- Written task
In the data below, find every line that has the string "Daily", and copy it.

╭─ Information shown

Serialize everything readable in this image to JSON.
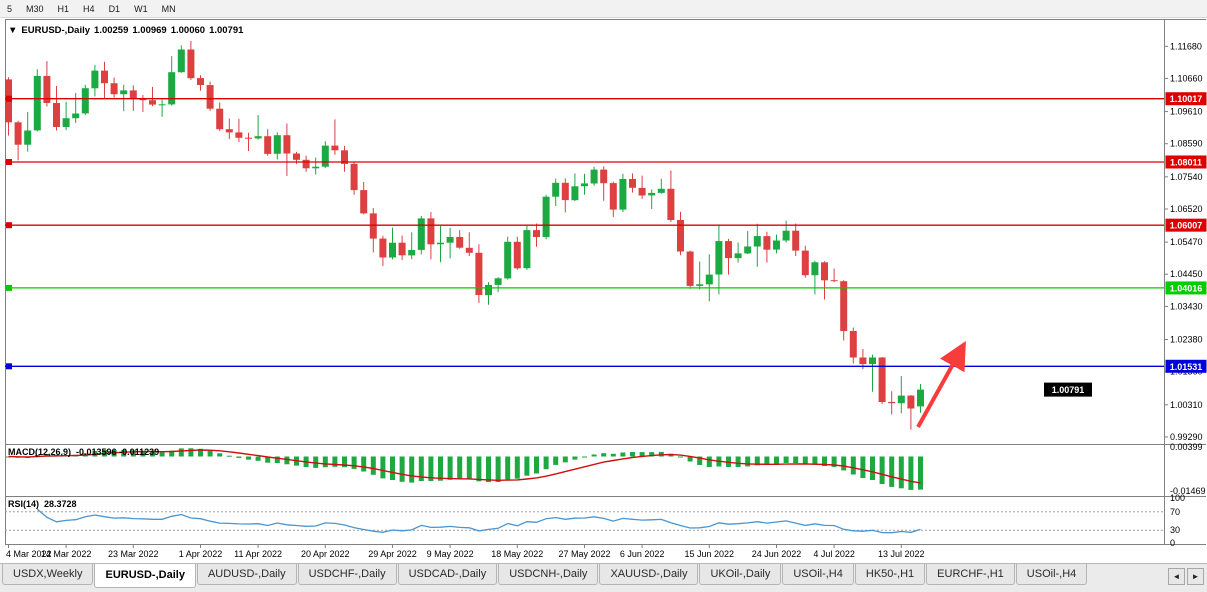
{
  "toolbar": {
    "timeframes": [
      "5",
      "M30",
      "H1",
      "H4",
      "D1",
      "W1",
      "MN"
    ]
  },
  "chart": {
    "marker": "▼",
    "symbol": "EURUSD-,Daily",
    "open": "1.00259",
    "high": "1.00969",
    "low": "1.00060",
    "close": "1.00791"
  },
  "indicators": {
    "macd": {
      "name": "MACD(12,26,9)",
      "values": "-0.013596 -0.011239",
      "axis_labels": [
        "0.00399",
        "-0.01469"
      ]
    },
    "rsi": {
      "name": "RSI(14)",
      "value": "28.3728",
      "axis_labels": [
        "100",
        "70",
        "30",
        "0"
      ],
      "level_lines": [
        70,
        30
      ]
    }
  },
  "colors": {
    "bull": "#1ca942",
    "bear": "#dd4040",
    "macd_hist": "#1ca942",
    "macd_signal": "#cc1111",
    "rsi_line": "#4a96d2",
    "rsi_level": "#a0a0a0",
    "grid_border": "#808080",
    "tag_text": "#ffffff"
  },
  "chart_data": {
    "type": "candlestick",
    "symbol": "EURUSD",
    "period": "Daily",
    "ylim": [
      0.9905,
      1.1253
    ],
    "y_ticks": [
      "1.11680",
      "1.10660",
      "1.09610",
      "1.08590",
      "1.07540",
      "1.06520",
      "1.05470",
      "1.04450",
      "1.03430",
      "1.02380",
      "1.01360",
      "1.00310",
      "0.99290"
    ],
    "x_ticks": [
      {
        "i": 0,
        "label": "4 Mar 2022"
      },
      {
        "i": 6,
        "label": "14 Mar 2022"
      },
      {
        "i": 13,
        "label": "23 Mar 2022"
      },
      {
        "i": 20,
        "label": "1 Apr 2022"
      },
      {
        "i": 26,
        "label": "11 Apr 2022"
      },
      {
        "i": 33,
        "label": "20 Apr 2022"
      },
      {
        "i": 40,
        "label": "29 Apr 2022"
      },
      {
        "i": 46,
        "label": "9 May 2022"
      },
      {
        "i": 53,
        "label": "18 May 2022"
      },
      {
        "i": 60,
        "label": "27 May 2022"
      },
      {
        "i": 66,
        "label": "6 Jun 2022"
      },
      {
        "i": 73,
        "label": "15 Jun 2022"
      },
      {
        "i": 80,
        "label": "24 Jun 2022"
      },
      {
        "i": 86,
        "label": "4 Jul 2022"
      },
      {
        "i": 93,
        "label": "13 Jul 2022"
      }
    ],
    "levels": [
      {
        "price": 1.10017,
        "label": "1.10017",
        "color": "#dd0000"
      },
      {
        "price": 1.08011,
        "label": "1.08011",
        "color": "#dd0000"
      },
      {
        "price": 1.06007,
        "label": "1.06007",
        "color": "#dd0000"
      },
      {
        "price": 1.04016,
        "label": "1.04016",
        "color": "#00cc00"
      },
      {
        "price": 1.01531,
        "label": "1.01531",
        "color": "#0000dd"
      }
    ],
    "current_price_tag": {
      "label": "1.00791",
      "x": 1044,
      "color": "#000000"
    },
    "trend_arrow": {
      "x1": 918,
      "y1": 427,
      "x2": 962,
      "y2": 348,
      "color": "#f83b3b"
    },
    "candles": [
      [
        1.1063,
        1.107,
        1.0885,
        1.0927
      ],
      [
        1.0927,
        1.0932,
        1.0806,
        1.0856
      ],
      [
        1.0856,
        1.096,
        1.0834,
        1.0901
      ],
      [
        1.0901,
        1.1095,
        1.0898,
        1.1074
      ],
      [
        1.1074,
        1.1121,
        1.0977,
        1.0988
      ],
      [
        1.0988,
        1.1042,
        1.0901,
        1.0912
      ],
      [
        1.0912,
        1.0992,
        1.0902,
        1.094
      ],
      [
        1.094,
        1.102,
        1.0925,
        1.0955
      ],
      [
        1.0955,
        1.1046,
        1.095,
        1.1035
      ],
      [
        1.1035,
        1.1109,
        1.1009,
        1.1091
      ],
      [
        1.1091,
        1.1119,
        1.1003,
        1.1051
      ],
      [
        1.1051,
        1.1069,
        1.1005,
        1.1016
      ],
      [
        1.1016,
        1.1046,
        1.0962,
        1.1028
      ],
      [
        1.1028,
        1.1044,
        1.0963,
        1.1003
      ],
      [
        1.1003,
        1.1014,
        1.096,
        1.0997
      ],
      [
        1.0997,
        1.1039,
        1.0978,
        1.0983
      ],
      [
        1.0983,
        1.0999,
        1.0944,
        1.0984
      ],
      [
        1.0984,
        1.1137,
        1.098,
        1.1086
      ],
      [
        1.1086,
        1.1171,
        1.1084,
        1.1158
      ],
      [
        1.1158,
        1.1185,
        1.1061,
        1.1067
      ],
      [
        1.1067,
        1.1076,
        1.1027,
        1.1045
      ],
      [
        1.1045,
        1.1056,
        1.0963,
        1.097
      ],
      [
        1.097,
        1.099,
        1.0899,
        1.0905
      ],
      [
        1.0905,
        1.0939,
        1.0874,
        1.0895
      ],
      [
        1.0895,
        1.0938,
        1.0864,
        1.0878
      ],
      [
        1.0878,
        1.0894,
        1.0836,
        1.0876
      ],
      [
        1.0876,
        1.095,
        1.0872,
        1.0883
      ],
      [
        1.0883,
        1.0905,
        1.0821,
        1.0827
      ],
      [
        1.0827,
        1.0895,
        1.0809,
        1.0886
      ],
      [
        1.0886,
        1.0923,
        1.0757,
        1.0828
      ],
      [
        1.0828,
        1.0833,
        1.0795,
        1.0808
      ],
      [
        1.0808,
        1.0821,
        1.077,
        1.0781
      ],
      [
        1.0781,
        1.0815,
        1.0761,
        1.0786
      ],
      [
        1.0786,
        1.0867,
        1.0782,
        1.0853
      ],
      [
        1.0853,
        1.0936,
        1.0824,
        1.0838
      ],
      [
        1.0838,
        1.0852,
        1.077,
        1.0795
      ],
      [
        1.0795,
        1.08,
        1.0697,
        1.0712
      ],
      [
        1.0712,
        1.0738,
        1.0635,
        1.0638
      ],
      [
        1.0638,
        1.0655,
        1.0514,
        1.0558
      ],
      [
        1.0558,
        1.0567,
        1.0471,
        1.0498
      ],
      [
        1.0498,
        1.0593,
        1.0492,
        1.0545
      ],
      [
        1.0545,
        1.0568,
        1.049,
        1.0505
      ],
      [
        1.0505,
        1.0578,
        1.0493,
        1.0522
      ],
      [
        1.0522,
        1.063,
        1.0508,
        1.0622
      ],
      [
        1.0622,
        1.0642,
        1.0492,
        1.054
      ],
      [
        1.054,
        1.0599,
        1.0483,
        1.0545
      ],
      [
        1.0545,
        1.0592,
        1.0495,
        1.0563
      ],
      [
        1.0563,
        1.0585,
        1.0526,
        1.0529
      ],
      [
        1.0529,
        1.0578,
        1.0503,
        1.0513
      ],
      [
        1.0513,
        1.054,
        1.0354,
        1.0379
      ],
      [
        1.0379,
        1.042,
        1.0348,
        1.0411
      ],
      [
        1.0411,
        1.0436,
        1.0388,
        1.0432
      ],
      [
        1.0432,
        1.0564,
        1.0428,
        1.0548
      ],
      [
        1.0548,
        1.0564,
        1.0459,
        1.0464
      ],
      [
        1.0464,
        1.0599,
        1.0459,
        1.0585
      ],
      [
        1.0585,
        1.0606,
        1.0532,
        1.0563
      ],
      [
        1.0563,
        1.0697,
        1.0556,
        1.0691
      ],
      [
        1.0691,
        1.0748,
        1.0661,
        1.0735
      ],
      [
        1.0735,
        1.0749,
        1.0641,
        1.068
      ],
      [
        1.068,
        1.0765,
        1.0677,
        1.0724
      ],
      [
        1.0724,
        1.0764,
        1.0697,
        1.0733
      ],
      [
        1.0733,
        1.0786,
        1.0726,
        1.0777
      ],
      [
        1.0777,
        1.0787,
        1.0678,
        1.0734
      ],
      [
        1.0734,
        1.0739,
        1.0627,
        1.065
      ],
      [
        1.065,
        1.0764,
        1.0642,
        1.0747
      ],
      [
        1.0747,
        1.0765,
        1.0704,
        1.0719
      ],
      [
        1.0719,
        1.0758,
        1.0684,
        1.0695
      ],
      [
        1.0695,
        1.0714,
        1.0652,
        1.0703
      ],
      [
        1.0703,
        1.0748,
        1.07,
        1.0716
      ],
      [
        1.0716,
        1.0774,
        1.0611,
        1.0617
      ],
      [
        1.0617,
        1.0643,
        1.0505,
        1.0517
      ],
      [
        1.0517,
        1.052,
        1.0399,
        1.0408
      ],
      [
        1.0408,
        1.0485,
        1.0397,
        1.0413
      ],
      [
        1.0413,
        1.0508,
        1.0359,
        1.0444
      ],
      [
        1.0444,
        1.0601,
        1.0381,
        1.055
      ],
      [
        1.055,
        1.0557,
        1.0444,
        1.0496
      ],
      [
        1.0496,
        1.0546,
        1.0482,
        1.0511
      ],
      [
        1.0511,
        1.0582,
        1.0509,
        1.0533
      ],
      [
        1.0533,
        1.0605,
        1.0469,
        1.0566
      ],
      [
        1.0566,
        1.058,
        1.0482,
        1.0523
      ],
      [
        1.0523,
        1.0571,
        1.0511,
        1.0552
      ],
      [
        1.0552,
        1.0615,
        1.0546,
        1.0583
      ],
      [
        1.0583,
        1.0606,
        1.0503,
        1.052
      ],
      [
        1.052,
        1.0536,
        1.0434,
        1.0442
      ],
      [
        1.0442,
        1.0488,
        1.0381,
        1.0483
      ],
      [
        1.0483,
        1.0486,
        1.0365,
        1.0426
      ],
      [
        1.0426,
        1.0463,
        1.042,
        1.0423
      ],
      [
        1.0423,
        1.0426,
        1.0235,
        1.0265
      ],
      [
        1.0265,
        1.0276,
        1.0162,
        1.0181
      ],
      [
        1.0181,
        1.0208,
        1.0144,
        1.016
      ],
      [
        1.016,
        1.019,
        1.0072,
        1.0181
      ],
      [
        1.0181,
        1.0183,
        1.0033,
        1.004
      ],
      [
        1.004,
        1.0074,
        1.0,
        1.0036
      ],
      [
        1.0036,
        1.0122,
        1.0004,
        1.006
      ],
      [
        1.006,
        1.0062,
        0.9952,
        1.0019
      ],
      [
        1.00259,
        1.00969,
        1.0006,
        1.00791
      ]
    ]
  },
  "tabs": [
    {
      "label": "USDX,Weekly",
      "active": false
    },
    {
      "label": "EURUSD-,Daily",
      "active": true
    },
    {
      "label": "AUDUSD-,Daily",
      "active": false
    },
    {
      "label": "USDCHF-,Daily",
      "active": false
    },
    {
      "label": "USDCAD-,Daily",
      "active": false
    },
    {
      "label": "USDCNH-,Daily",
      "active": false
    },
    {
      "label": "XAUUSD-,Daily",
      "active": false
    },
    {
      "label": "UKOil-,Daily",
      "active": false
    },
    {
      "label": "USOil-,H4",
      "active": false
    },
    {
      "label": "HK50-,H1",
      "active": false
    },
    {
      "label": "EURCHF-,H1",
      "active": false
    },
    {
      "label": "USOil-,H4",
      "active": false
    }
  ],
  "tab_scroll": {
    "left": "◄",
    "right": "►"
  }
}
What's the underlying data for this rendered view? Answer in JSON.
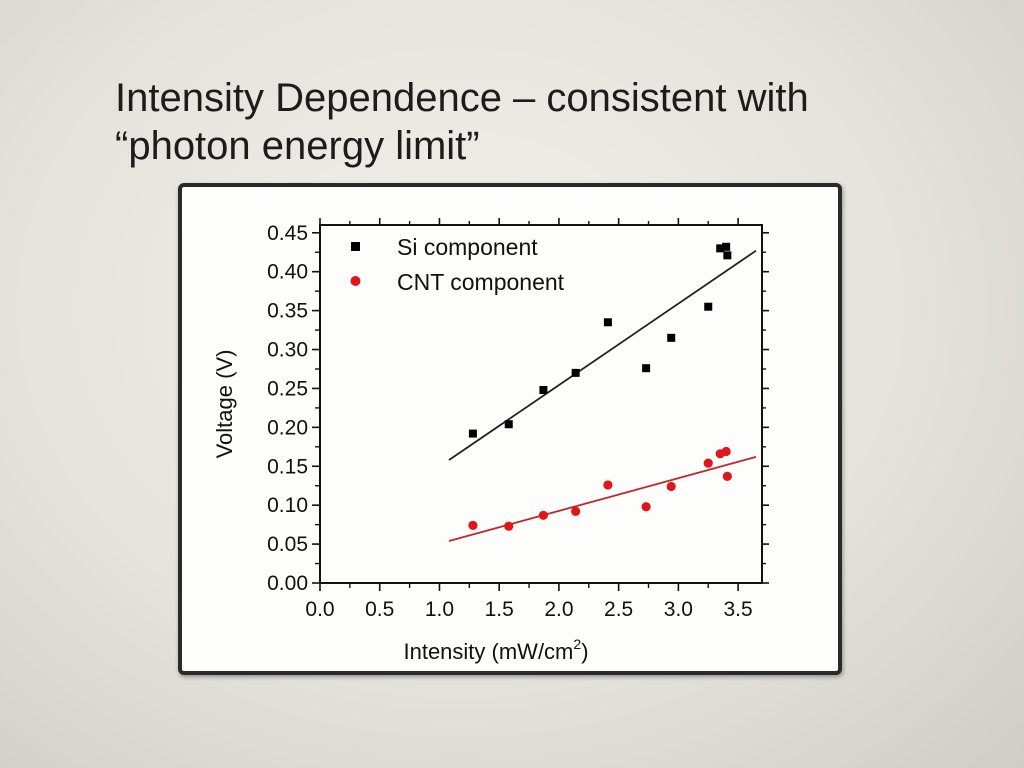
{
  "slide": {
    "title_line1": "Intensity Dependence – consistent with",
    "title_line2": "“photon energy limit”"
  },
  "chart_data": {
    "type": "scatter",
    "xlabel": "Intensity (mW/cm",
    "xlabel_sup": "2",
    "xlabel_end": ")",
    "ylabel": "Voltage (V)",
    "xlim": [
      0.0,
      3.7
    ],
    "ylim": [
      0.0,
      0.46
    ],
    "x_ticks": [
      "0.0",
      "0.5",
      "1.0",
      "1.5",
      "2.0",
      "2.5",
      "3.0",
      "3.5"
    ],
    "y_ticks": [
      "0.00",
      "0.05",
      "0.10",
      "0.15",
      "0.20",
      "0.25",
      "0.30",
      "0.35",
      "0.40",
      "0.45"
    ],
    "legend_position": "top-left",
    "series": [
      {
        "name": "Si component",
        "marker": "square",
        "color": "#000000",
        "x": [
          1.28,
          1.58,
          1.87,
          2.14,
          2.41,
          2.73,
          2.94,
          3.25,
          3.35,
          3.4,
          3.41
        ],
        "y": [
          0.192,
          0.204,
          0.248,
          0.27,
          0.335,
          0.276,
          0.315,
          0.355,
          0.43,
          0.432,
          0.421
        ],
        "fit": {
          "x": [
            1.08,
            3.65
          ],
          "y": [
            0.158,
            0.427
          ],
          "color": "#222222"
        }
      },
      {
        "name": "CNT component",
        "marker": "circle",
        "color": "#e0161b",
        "x": [
          1.28,
          1.58,
          1.87,
          2.14,
          2.41,
          2.73,
          2.94,
          3.25,
          3.35,
          3.4,
          3.41
        ],
        "y": [
          0.074,
          0.073,
          0.087,
          0.092,
          0.126,
          0.098,
          0.124,
          0.154,
          0.166,
          0.169,
          0.137
        ],
        "fit": {
          "x": [
            1.08,
            3.65
          ],
          "y": [
            0.054,
            0.162
          ],
          "color": "#c0282c"
        }
      }
    ]
  }
}
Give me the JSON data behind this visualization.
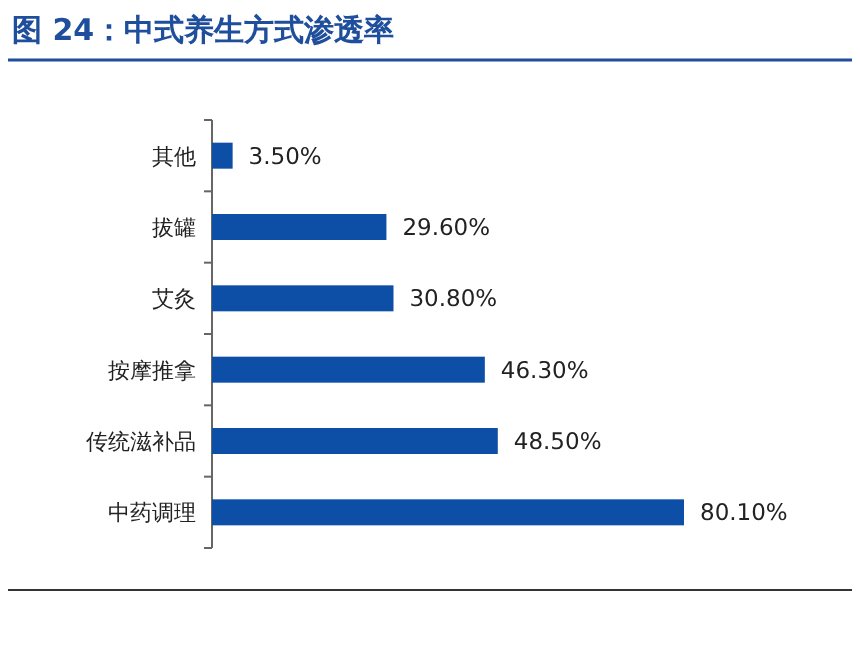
{
  "chart_data": {
    "type": "bar",
    "orientation": "horizontal",
    "title": "图 24：中式养生方式渗透率",
    "categories": [
      "其他",
      "拔罐",
      "艾灸",
      "按摩推拿",
      "传统滋补品",
      "中药调理"
    ],
    "values": [
      3.5,
      29.6,
      30.8,
      46.3,
      48.5,
      80.1
    ],
    "value_labels": [
      "3.50%",
      "29.60%",
      "30.80%",
      "46.30%",
      "48.50%",
      "80.10%"
    ],
    "color": "#0d4ea6"
  }
}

╰─

- Exercise output
    "symbol": "EURUSD-,Daily",
    "period": "Daily",
      "label": "EURUSD-,Daily",
      "label": "AUDUSD-,Daily",
      "label": "USDCHF-,Daily",
      "label": "USDCAD-,Daily",
      "label": "USDCNH-,Daily",
      "label": "XAUUSD-,Daily",
      "label": "UKOil-,Daily",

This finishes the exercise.